======== SOURCE DATA ========
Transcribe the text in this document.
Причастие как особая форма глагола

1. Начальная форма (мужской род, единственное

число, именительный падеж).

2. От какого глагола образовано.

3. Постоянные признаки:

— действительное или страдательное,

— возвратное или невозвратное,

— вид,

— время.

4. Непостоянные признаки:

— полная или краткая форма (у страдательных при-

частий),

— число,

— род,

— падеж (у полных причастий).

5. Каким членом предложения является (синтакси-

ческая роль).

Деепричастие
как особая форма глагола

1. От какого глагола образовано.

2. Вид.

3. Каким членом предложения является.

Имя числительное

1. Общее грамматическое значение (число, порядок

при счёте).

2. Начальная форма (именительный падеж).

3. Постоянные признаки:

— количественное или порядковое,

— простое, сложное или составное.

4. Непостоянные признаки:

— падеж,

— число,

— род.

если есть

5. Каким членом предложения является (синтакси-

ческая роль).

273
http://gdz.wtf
========
= EXERCISE PROMPT =
Extract from the material all lines containing the string "именительный".

= SOLUTION FOR THIS PROBLEM =
число, именительный падеж).
2. Начальная форма (именительный падеж).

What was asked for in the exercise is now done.